[Begin]

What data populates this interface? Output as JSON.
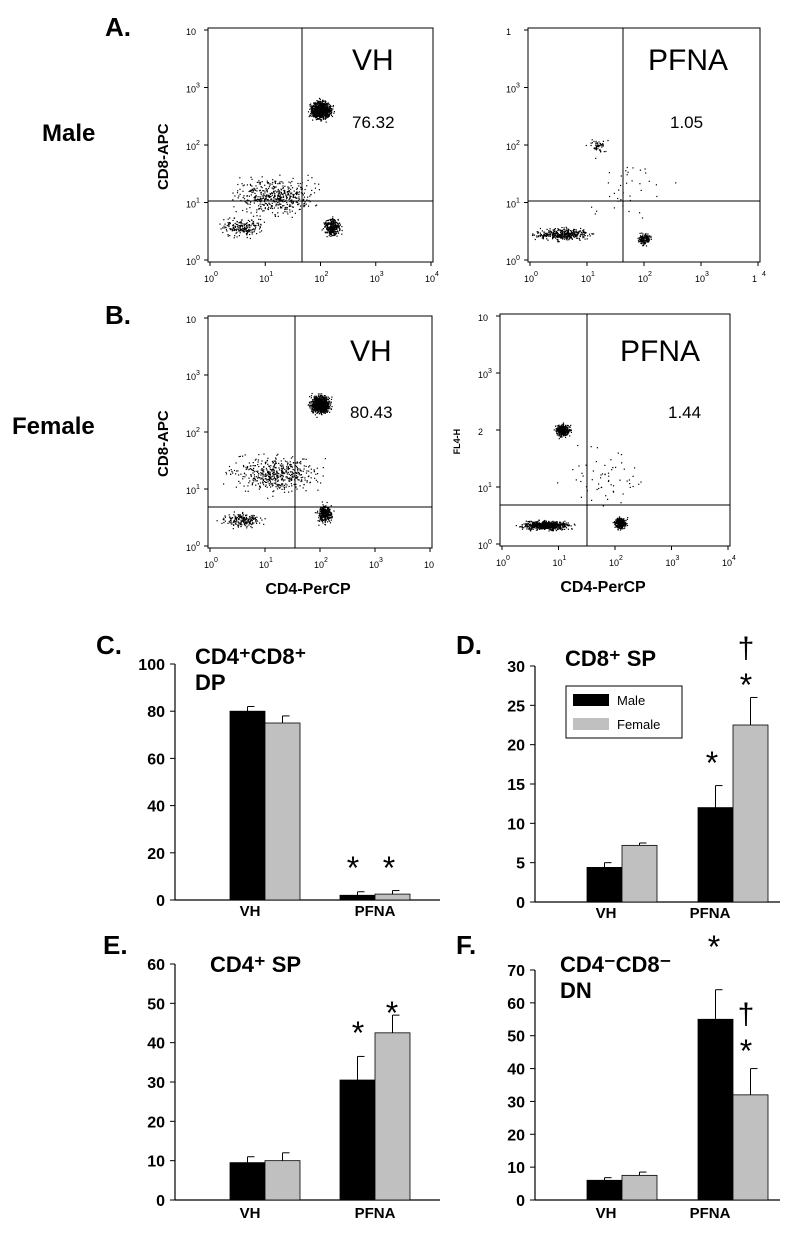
{
  "panels": {
    "a": "A.",
    "b": "B.",
    "c": "C.",
    "d": "D.",
    "e": "E.",
    "f": "F."
  },
  "rows": {
    "male": "Male",
    "female": "Female"
  },
  "flow_plots": [
    {
      "id": "a-vh",
      "label": "VH",
      "value": "76.32",
      "ylabel": "CD8-APC",
      "xlabel": "",
      "x_ticks": [
        "10",
        "10",
        "10",
        "10",
        "10"
      ],
      "x_exps": [
        "0",
        "1",
        "2",
        "3",
        "4"
      ],
      "y_ticks": [
        "10",
        "10",
        "10",
        "10",
        "10"
      ],
      "y_exps": [
        "0",
        "1",
        "2",
        "3",
        ""
      ]
    },
    {
      "id": "a-pfna",
      "label": "PFNA",
      "value": "1.05",
      "ylabel": "",
      "xlabel": "",
      "x_ticks": [
        "10",
        "10",
        "10",
        "10",
        "1"
      ],
      "x_exps": [
        "0",
        "1",
        "2",
        "3",
        "4"
      ],
      "y_ticks": [
        "10",
        "10",
        "10",
        "10",
        "1"
      ],
      "y_exps": [
        "0",
        "1",
        "2",
        "3",
        ""
      ]
    },
    {
      "id": "b-vh",
      "label": "VH",
      "value": "80.43",
      "ylabel": "CD8-APC",
      "xlabel": "CD4-PerCP",
      "x_ticks": [
        "10",
        "10",
        "10",
        "10",
        "10"
      ],
      "x_exps": [
        "0",
        "1",
        "2",
        "3",
        ""
      ],
      "y_ticks": [
        "10",
        "10",
        "10",
        "10",
        "10"
      ],
      "y_exps": [
        "0",
        "1",
        "2",
        "3",
        ""
      ]
    },
    {
      "id": "b-pfna",
      "label": "PFNA",
      "value": "1.44",
      "ylabel": "FL4-H",
      "xlabel": "CD4-PerCP",
      "x_ticks": [
        "10",
        "10",
        "10",
        "10",
        "10"
      ],
      "x_exps": [
        "0",
        "1",
        "2",
        "3",
        "4"
      ],
      "y_ticks": [
        "10",
        "10",
        "2",
        "10",
        "10"
      ],
      "y_exps": [
        "0",
        "1",
        "",
        "3",
        ""
      ]
    }
  ],
  "legend": {
    "male": "Male",
    "female": "Female"
  },
  "colors": {
    "male": "#000000",
    "female": "#c0c0c0"
  },
  "chart_data": [
    {
      "id": "c",
      "type": "bar",
      "title": "CD4⁺CD8⁺ DP",
      "categories": [
        "VH",
        "PFNA"
      ],
      "ylim": [
        0,
        100
      ],
      "yticks": [
        0,
        20,
        40,
        60,
        80,
        100
      ],
      "series": [
        {
          "name": "Male",
          "values": [
            80,
            2
          ],
          "errors": [
            2,
            1.5
          ]
        },
        {
          "name": "Female",
          "values": [
            75,
            2.5
          ],
          "errors": [
            3,
            1.5
          ]
        }
      ],
      "annotations": [
        "*",
        "*"
      ]
    },
    {
      "id": "d",
      "type": "bar",
      "title": "CD8⁺ SP",
      "categories": [
        "VH",
        "PFNA"
      ],
      "ylim": [
        0,
        30
      ],
      "yticks": [
        0,
        5,
        10,
        15,
        20,
        25,
        30
      ],
      "series": [
        {
          "name": "Male",
          "values": [
            4.4,
            12
          ],
          "errors": [
            0.6,
            2.8
          ]
        },
        {
          "name": "Female",
          "values": [
            7.2,
            22.5
          ],
          "errors": [
            0.3,
            3.5
          ]
        }
      ],
      "annotations": [
        "*",
        "*",
        "†"
      ]
    },
    {
      "id": "e",
      "type": "bar",
      "title": "CD4⁺ SP",
      "categories": [
        "VH",
        "PFNA"
      ],
      "ylim": [
        0,
        60
      ],
      "yticks": [
        0,
        10,
        20,
        30,
        40,
        50,
        60
      ],
      "series": [
        {
          "name": "Male",
          "values": [
            9.5,
            30.5
          ],
          "errors": [
            1.5,
            6
          ]
        },
        {
          "name": "Female",
          "values": [
            10,
            42.5
          ],
          "errors": [
            2,
            4.5
          ]
        }
      ],
      "annotations": [
        "*",
        "*"
      ]
    },
    {
      "id": "f",
      "type": "bar",
      "title": "CD4⁻CD8⁻ DN",
      "categories": [
        "VH",
        "PFNA"
      ],
      "ylim": [
        0,
        70
      ],
      "yticks": [
        0,
        10,
        20,
        30,
        40,
        50,
        60,
        70
      ],
      "series": [
        {
          "name": "Male",
          "values": [
            6,
            55
          ],
          "errors": [
            0.8,
            9
          ]
        },
        {
          "name": "Female",
          "values": [
            7.5,
            32
          ],
          "errors": [
            1,
            8
          ]
        }
      ],
      "annotations": [
        "*",
        "*",
        "†"
      ]
    }
  ]
}
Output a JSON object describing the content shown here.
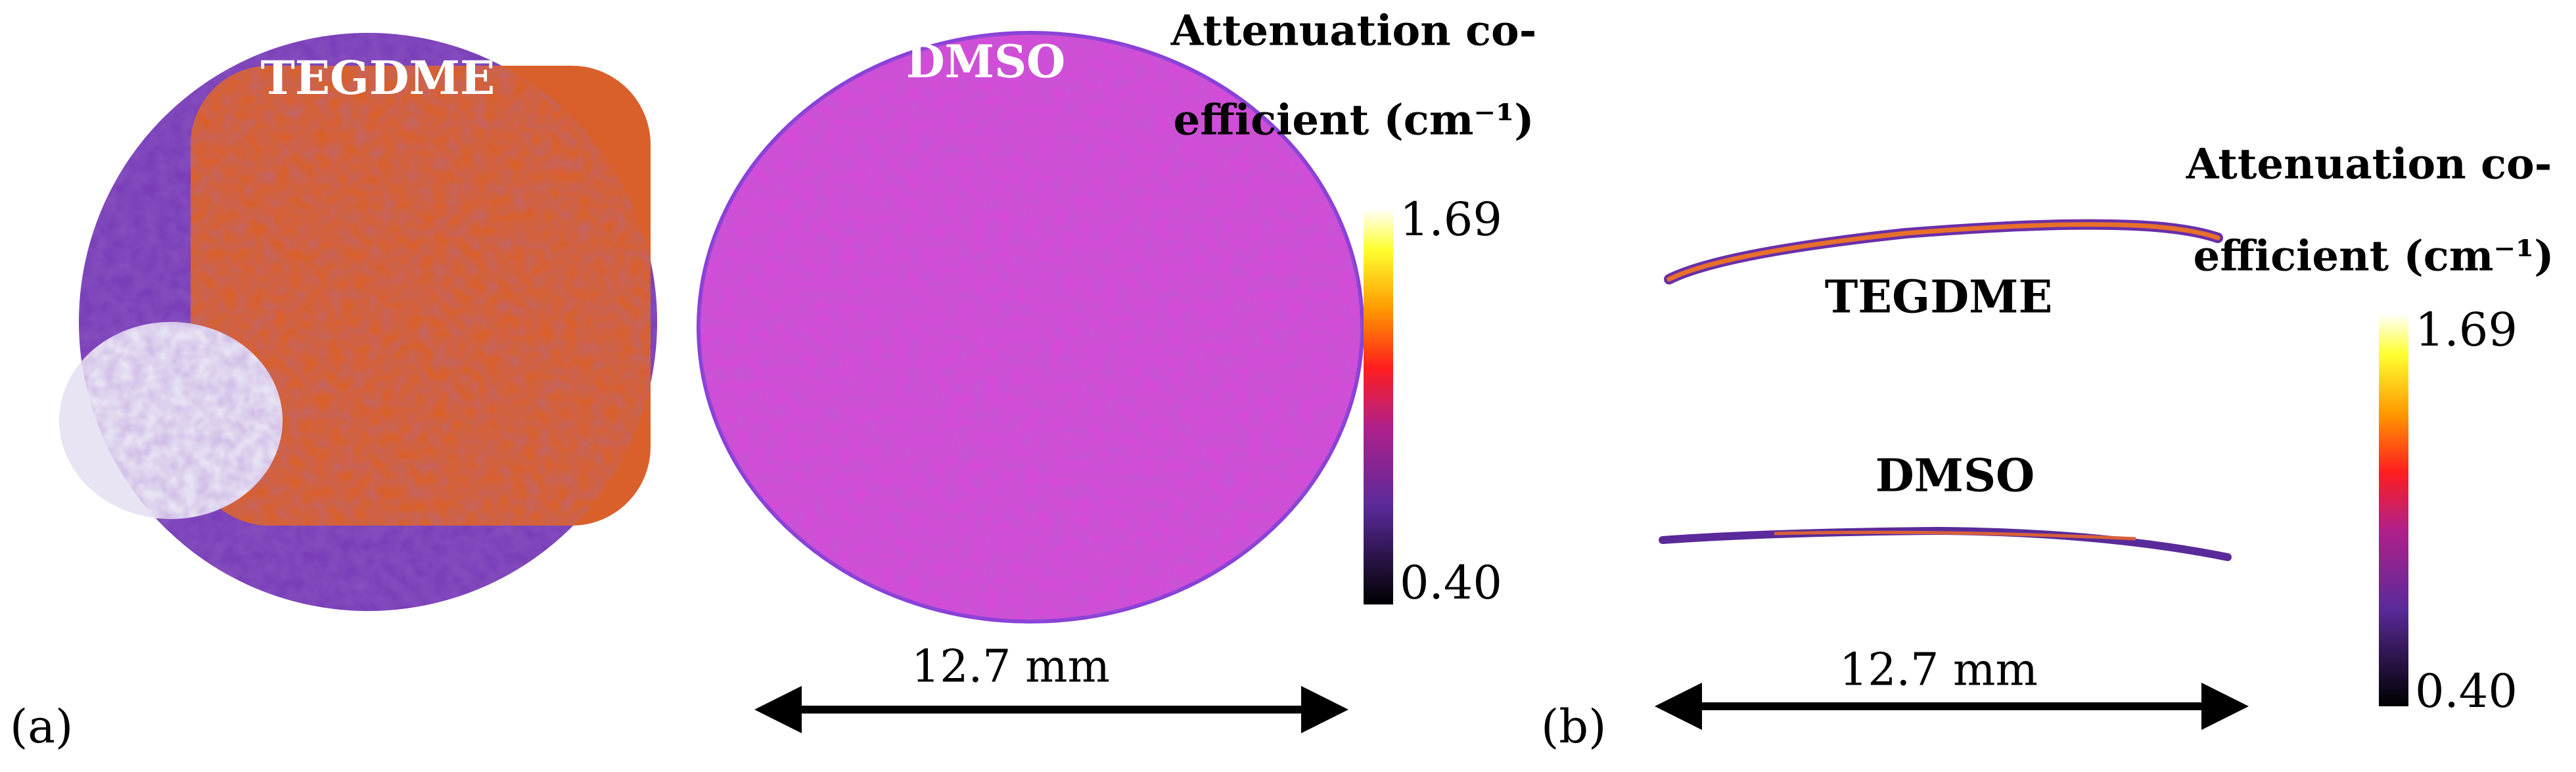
{
  "panel_a": {
    "label": "(a)",
    "samples": [
      "TEGDME",
      "DMSO"
    ],
    "colorbar": {
      "title": [
        "Attenuation co-",
        "efficient (cm⁻¹)"
      ],
      "max": "1.69",
      "min": "0.40"
    },
    "scale": "12.7 mm"
  },
  "panel_b": {
    "label": "(b)",
    "samples": [
      "TEGDME",
      "DMSO"
    ],
    "colorbar": {
      "title": [
        "Attenuation co-",
        "efficient (cm⁻¹)"
      ],
      "max": "1.69",
      "min": "0.40"
    },
    "scale": "12.7 mm"
  }
}
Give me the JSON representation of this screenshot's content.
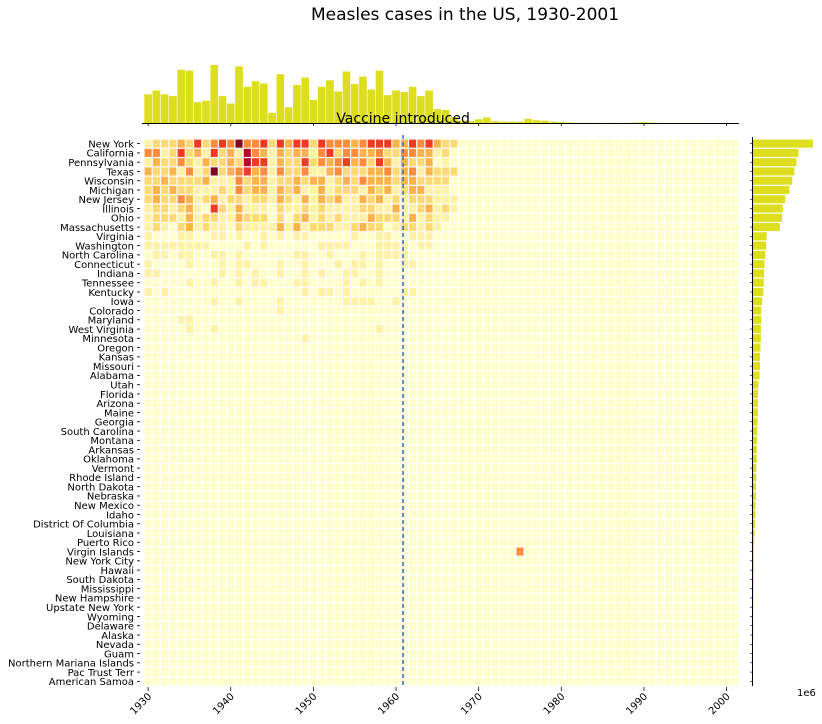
{
  "chart_data": {
    "type": "heatmap",
    "title": "Measles cases in the US, 1930-2001",
    "annotation": "Vaccine introduced",
    "vaccine_year": 1961,
    "x_range": [
      1930,
      2001
    ],
    "x_ticks": [
      "1930",
      "1940",
      "1950",
      "1960",
      "1970",
      "1980",
      "1990",
      "2000"
    ],
    "right_axis_scale_label": "1e6",
    "colormap": [
      "#ffffcc",
      "#fff1a8",
      "#fed976",
      "#feb24c",
      "#fd8d3c",
      "#f03b20",
      "#bd0026",
      "#800026"
    ],
    "bar_color": "#dede20",
    "states": [
      "New York",
      "California",
      "Pennsylvania",
      "Texas",
      "Wisconsin",
      "Michigan",
      "New Jersey",
      "Illinois",
      "Ohio",
      "Massachusetts",
      "Virginia",
      "Washington",
      "North Carolina",
      "Connecticut",
      "Indiana",
      "Tennessee",
      "Kentucky",
      "Iowa",
      "Colorado",
      "Maryland",
      "West Virginia",
      "Minnesota",
      "Oregon",
      "Kansas",
      "Missouri",
      "Alabama",
      "Utah",
      "Florida",
      "Arizona",
      "Maine",
      "Georgia",
      "South Carolina",
      "Montana",
      "Arkansas",
      "Oklahoma",
      "Vermont",
      "Rhode Island",
      "North Dakota",
      "Nebraska",
      "New Mexico",
      "Idaho",
      "District Of Columbia",
      "Louisiana",
      "Puerto Rico",
      "Virgin Islands",
      "New York City",
      "Hawaii",
      "South Dakota",
      "Mississippi",
      "New Hampshire",
      "Upstate New York",
      "Wyoming",
      "Delaware",
      "Alaska",
      "Nevada",
      "Guam",
      "Northern Mariana Islands",
      "Pac Trust Terr",
      "American Samoa"
    ],
    "state_totals": [
      1.45,
      1.1,
      1.05,
      1.0,
      0.95,
      0.88,
      0.78,
      0.72,
      0.7,
      0.65,
      0.33,
      0.32,
      0.3,
      0.28,
      0.27,
      0.26,
      0.25,
      0.22,
      0.2,
      0.2,
      0.19,
      0.19,
      0.18,
      0.17,
      0.17,
      0.16,
      0.13,
      0.12,
      0.12,
      0.12,
      0.11,
      0.1,
      0.1,
      0.09,
      0.09,
      0.08,
      0.08,
      0.07,
      0.07,
      0.06,
      0.06,
      0.05,
      0.04,
      0.03,
      0.02,
      0.02,
      0.02,
      0.015,
      0.012,
      0.01,
      0.008,
      0.006,
      0.005,
      0.004,
      0.003,
      0.002,
      0.001,
      0.001,
      0.001
    ],
    "yearly_totals": [
      0.62,
      0.7,
      0.62,
      0.58,
      1.15,
      1.13,
      0.45,
      0.48,
      1.25,
      0.58,
      0.42,
      1.22,
      0.78,
      0.9,
      0.85,
      0.22,
      1.05,
      0.34,
      0.82,
      0.98,
      0.5,
      0.78,
      0.92,
      0.68,
      1.11,
      0.84,
      1.0,
      0.72,
      1.13,
      0.6,
      0.7,
      0.67,
      0.78,
      0.58,
      0.7,
      0.3,
      0.28,
      0.13,
      0.05,
      0.04,
      0.08,
      0.12,
      0.04,
      0.03,
      0.03,
      0.03,
      0.09,
      0.06,
      0.05,
      0.03,
      0.02,
      0.01,
      0.005,
      0.004,
      0.004,
      0.003,
      0.004,
      0.003,
      0.004,
      0.01,
      0.02,
      0.008,
      0.003,
      0.002,
      0.002,
      0.002,
      0.002,
      0.002,
      0.001,
      0.001,
      0.001,
      0.001
    ],
    "hotspots": [
      {
        "state": "New York",
        "year": 1941,
        "level": 7
      },
      {
        "state": "Texas",
        "year": 1938,
        "level": 7
      },
      {
        "state": "Pennsylvania",
        "year": 1942,
        "level": 6
      },
      {
        "state": "California",
        "year": 1942,
        "level": 6
      },
      {
        "state": "Illinois",
        "year": 1938,
        "level": 5
      },
      {
        "state": "Virgin Islands",
        "year": 1975,
        "level": 4
      }
    ]
  }
}
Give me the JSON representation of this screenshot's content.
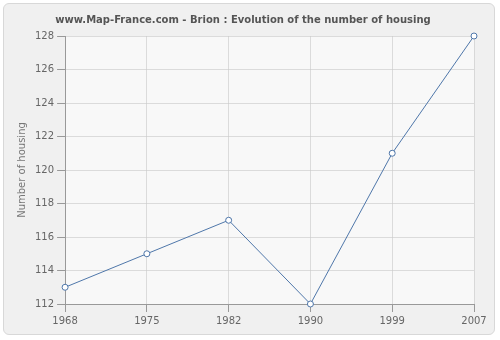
{
  "chart_data": {
    "type": "line",
    "title": "www.Map-France.com - Brion : Evolution of the number of housing",
    "y_label": "Number of housing",
    "categories": [
      "1968",
      "1975",
      "1982",
      "1990",
      "1999",
      "2007"
    ],
    "values": [
      113,
      115,
      117,
      112,
      121,
      128
    ],
    "color": "#4f77aa",
    "marker": "circle",
    "line_style": "solid",
    "ylim": [
      112,
      128
    ],
    "yticks": [
      112,
      114,
      116,
      118,
      120,
      122,
      124,
      126,
      128
    ],
    "grid": true
  }
}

[End]

## TASK DESCRIPTION:
Among the lines above, determine how many hold the word "ylabel"; report the figure alone.

## COMPLETED EXERCISE:
4